### What is needed:
Please set down each of the lines below once more, exactly, omitting all pictures.

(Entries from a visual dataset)
· · · ·

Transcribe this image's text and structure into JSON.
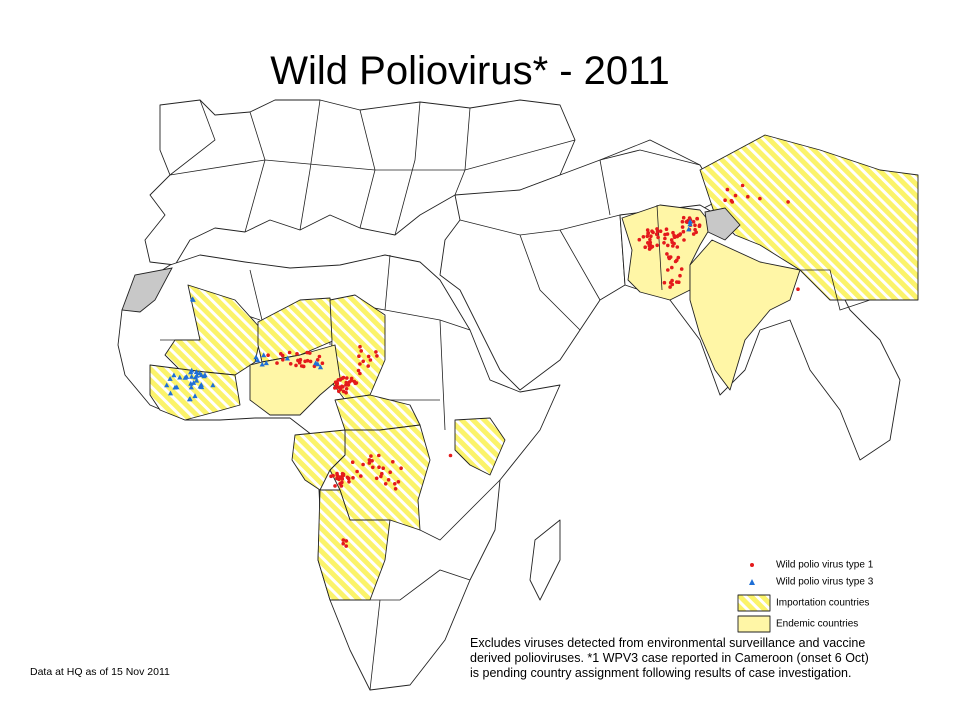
{
  "header": {
    "title": "Wild Poliovirus* - 2011"
  },
  "legend": {
    "items": [
      {
        "label": "Wild polio virus type 1"
      },
      {
        "label": "Wild polio virus type 3"
      },
      {
        "label": "Importation countries"
      },
      {
        "label": "Endemic countries"
      }
    ]
  },
  "footnote": {
    "lines": [
      "Excludes viruses detected from environmental surveillance and vaccine",
      "derived polioviruses. *1 WPV3 case reported in Cameroon (onset 6 Oct)",
      "is pending country assignment following results of case investigation."
    ]
  },
  "data_note": "Data at HQ as of 15 Nov 2011"
}
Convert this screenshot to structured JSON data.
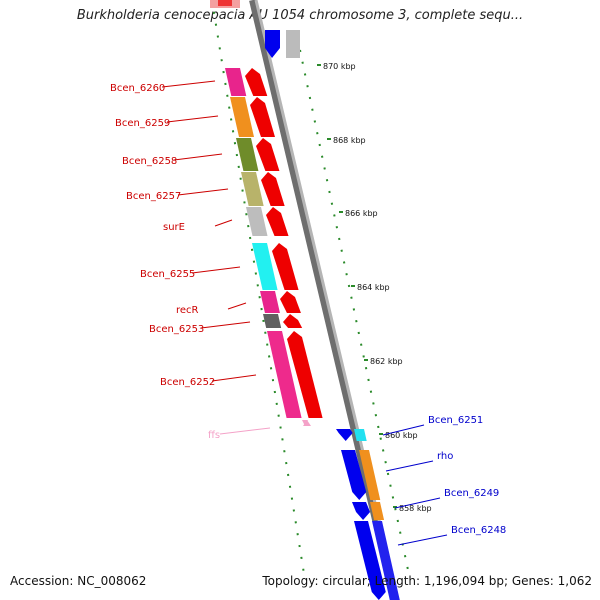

· · · ·

### Answer space:
Transcribe this image's text and structure into JSON.
{
  "header": {
    "title": "Wild Poliovirus* - 2011"
  },
  "legend": {
    "items": [
      {
        "label": "Wild polio virus type 1"
      },
      {
        "label": "Wild polio virus type 3"
      },
      {
        "label": "Importation countries"
      },
      {
        "label": "Endemic countries"
      }
    ]
  },
  "footnote": {
    "lines": [
      "Excludes viruses detected from environmental surveillance and vaccine",
      "derived polioviruses. *1 WPV3 case reported in Cameroon (onset 6 Oct)",
      "is pending country assignment following results of case investigation."
    ]
  },
  "data_note": "Data at HQ as of 15 Nov 2011"
}
Convert this screenshot to structured JSON data.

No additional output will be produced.